**Written task 1**:
In the rows below, change every "text-line" to "line-text" and write the rows out again with nothing else altered.

**Text shown**:
-.-.-

Washington football fans remember the attitude Williams brought during his days as defensive coordinator of the city’s NFL franchise from 2004 to 2007. His defenses ranked in the top 10 in points allowed per game in two of those seasons and in the top 10 in yards allowed per game in three.

Williams’s tenacious approach to defense will be on display in the D.C. Defenders’ season opener Sunday night at Audi Field. Having coached in the NFL from 1990 to 2020, Williams is now tasked with producing an aggressive defense in the XFL, a league full of players hoping to make an impression.

Williams said he turned down NFL coaching opportunities to embark on his first endeavor in a spring football league.

Why?

Williams said he enjoys teaching players who ordinarily get overlooked and otherwise wouldn’t have the opportunity to advance their careers.

“This is a perfect, perfect setting here to have the entire team be that way,” Williams said. “It brings a smile to my face every single day we get a chance to compete and get better.”

Defenders safety Santos Ramirez is one of those players trying to take the next step. He may have a leg up on his teammates, having played under Williams with the New York Jets in the 2019 preseason. Ramirez, who credits Williams with elevating his game that summer, appreciates that Williams has ventured outside of the NFL.

“That shows the character of Coach Gregg,” Ramirez said. “People only hear [of] him and think of [Bountygate] or this aggressive [jerk], but honestly, Coach Gregg is a very [humble] man, and he’s willing to help guys that don’t have those opportunities.”

Williams is working with a staff full of coaches he has never partnered with, so putting in extra work to explain his defense has been paramount. Moving down a level will be an adjustment, but his assistants say he is embracing the change.

“The guy is a premier defensive coordinator in the world. I think this is a challenge to show everybody that he’s still the man,” Defenders defensive line coach Jeremy Watkins said.

Defenders linebackers and special teams coach Jamie Sharper added: “When somebody loves football, they don’t care if they’re coaching in high school, college, pro. If they love football, they want to teach and they want to be hands-on.”

In 2012, shortly after he left the New Orleans Saints, where he was defensive coordinator, for the same role with the St. Louis Rams, Williams was suspended for implementing a bounty system in which Saints players were incentivized for hits that injured opponents. Williams’s suspension lasted a year, and the Rams fired him before he coached a game; Williams landed as a defensive assistant for the Tennessee Titans in 2013.

Multiple Washington players said Williams had a similar system during his time with the franchise. But Defenders Coach Reggie Barlow said Bountygate did not give him pause when it came to having Williams on his staff.

Williams’s style and fiery persona have brought both praise and scrutiny, but his reputation hasn’t kept him from maintaining connections with his former players.

“I’ve been blessed to have coached now between 2,000 and 2,500 NFL players,” Williams said. “Over a thousand of them call me or text me on Father’s Day. I guess I’m not as big a [jerk] as everybody says I am.”

-.-.-

**Written task 2**:
Copy the article on Williams's coaching from "Williams’s tenacious approach" to "advance their careers.".

-.-.-

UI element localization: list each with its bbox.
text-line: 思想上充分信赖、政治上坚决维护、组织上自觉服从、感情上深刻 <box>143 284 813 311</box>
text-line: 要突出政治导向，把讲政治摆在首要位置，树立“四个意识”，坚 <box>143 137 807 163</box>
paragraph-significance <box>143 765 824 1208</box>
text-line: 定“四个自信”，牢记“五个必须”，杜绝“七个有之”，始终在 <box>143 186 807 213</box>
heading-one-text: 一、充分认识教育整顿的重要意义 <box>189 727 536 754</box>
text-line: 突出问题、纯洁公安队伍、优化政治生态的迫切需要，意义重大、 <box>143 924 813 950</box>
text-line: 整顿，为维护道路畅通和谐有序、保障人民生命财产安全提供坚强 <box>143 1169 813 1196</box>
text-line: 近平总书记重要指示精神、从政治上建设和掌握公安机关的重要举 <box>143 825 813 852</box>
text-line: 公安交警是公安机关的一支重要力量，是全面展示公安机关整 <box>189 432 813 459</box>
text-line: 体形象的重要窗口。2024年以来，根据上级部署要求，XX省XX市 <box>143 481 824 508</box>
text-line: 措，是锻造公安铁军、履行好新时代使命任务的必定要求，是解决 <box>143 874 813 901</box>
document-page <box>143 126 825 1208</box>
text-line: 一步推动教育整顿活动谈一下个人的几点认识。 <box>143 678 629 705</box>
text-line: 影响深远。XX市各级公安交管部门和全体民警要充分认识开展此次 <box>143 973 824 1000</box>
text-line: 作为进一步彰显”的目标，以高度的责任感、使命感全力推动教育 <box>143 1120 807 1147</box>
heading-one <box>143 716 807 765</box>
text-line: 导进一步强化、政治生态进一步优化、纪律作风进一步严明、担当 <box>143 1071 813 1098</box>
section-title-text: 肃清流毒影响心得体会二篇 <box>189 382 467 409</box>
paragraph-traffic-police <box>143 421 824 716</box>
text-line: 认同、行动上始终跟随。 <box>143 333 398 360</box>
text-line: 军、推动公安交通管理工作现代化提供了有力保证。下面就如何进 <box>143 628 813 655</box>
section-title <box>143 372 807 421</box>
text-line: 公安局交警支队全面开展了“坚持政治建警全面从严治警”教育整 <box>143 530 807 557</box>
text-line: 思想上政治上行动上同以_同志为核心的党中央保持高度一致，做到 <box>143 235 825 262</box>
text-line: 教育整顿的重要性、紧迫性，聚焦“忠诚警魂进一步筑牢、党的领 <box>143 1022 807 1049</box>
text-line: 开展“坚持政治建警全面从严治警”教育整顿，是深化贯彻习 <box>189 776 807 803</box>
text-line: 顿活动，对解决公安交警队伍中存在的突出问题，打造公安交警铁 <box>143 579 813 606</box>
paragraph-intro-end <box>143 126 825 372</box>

-.-.-

**Worked solution 1**:
UI element localization: list each with its bbox.
line-text: 思想上充分信赖、政治上坚决维护、组织上自觉服从、感情上深刻 <box>143 284 813 311</box>
line-text: 要突出政治导向，把讲政治摆在首要位置，树立“四个意识”，坚 <box>143 137 807 163</box>
paragraph-significance <box>143 765 824 1208</box>
line-text: 定“四个自信”，牢记“五个必须”，杜绝“七个有之”，始终在 <box>143 186 807 213</box>
heading-one-text: 一、充分认识教育整顿的重要意义 <box>189 727 536 754</box>
line-text: 突出问题、纯洁公安队伍、优化政治生态的迫切需要，意义重大、 <box>143 924 813 950</box>
line-text: 整顿，为维护道路畅通和谐有序、保障人民生命财产安全提供坚强 <box>143 1169 813 1196</box>
line-text: 近平总书记重要指示精神、从政治上建设和掌握公安机关的重要举 <box>143 825 813 852</box>
line-text: 公安交警是公安机关的一支重要力量，是全面展示公安机关整 <box>189 432 813 459</box>
line-text: 体形象的重要窗口。2024年以来，根据上级部署要求，XX省XX市 <box>143 481 824 508</box>
line-text: 措，是锻造公安铁军、履行好新时代使命任务的必定要求，是解决 <box>143 874 813 901</box>
document-page <box>143 126 825 1208</box>
line-text: 一步推动教育整顿活动谈一下个人的几点认识。 <box>143 678 629 705</box>
line-text: 影响深远。XX市各级公安交管部门和全体民警要充分认识开展此次 <box>143 973 824 1000</box>
line-text: 作为进一步彰显”的目标，以高度的责任感、使命感全力推动教育 <box>143 1120 807 1147</box>
heading-one <box>143 716 807 765</box>
line-text: 导进一步强化、政治生态进一步优化、纪律作风进一步严明、担当 <box>143 1071 813 1098</box>
section-title-text: 肃清流毒影响心得体会二篇 <box>189 382 467 409</box>
paragraph-traffic-police <box>143 421 824 716</box>
line-text: 认同、行动上始终跟随。 <box>143 333 398 360</box>
line-text: 军、推动公安交通管理工作现代化提供了有力保证。下面就如何进 <box>143 628 813 655</box>
section-title <box>143 372 807 421</box>
line-text: 公安局交警支队全面开展了“坚持政治建警全面从严治警”教育整 <box>143 530 807 557</box>
line-text: 思想上政治上行动上同以_同志为核心的党中央保持高度一致，做到 <box>143 235 825 262</box>
line-text: 教育整顿的重要性、紧迫性，聚焦“忠诚警魂进一步筑牢、党的领 <box>143 1022 807 1049</box>
line-text: 开展“坚持政治建警全面从严治警”教育整顿，是深化贯彻习 <box>189 776 807 803</box>
line-text: 顿活动，对解决公安交警队伍中存在的突出问题，打造公安交警铁 <box>143 579 813 606</box>
paragraph-intro-end <box>143 126 825 372</box>

**Worked solution 2**:
Williams’s tenacious approach to defense will be on display in the D.C. Defenders’ season opener Sunday night at Audi Field. Having coached in the NFL from 1990 to 2020, Williams is now tasked with producing an aggressive defense in the XFL, a league full of players hoping to make an impression.

Williams said he turned down NFL coaching opportunities to embark on his first endeavor in a spring football league.

Why?

Williams said he enjoys teaching players who ordinarily get overlooked and otherwise wouldn’t have the opportunity to advance their careers.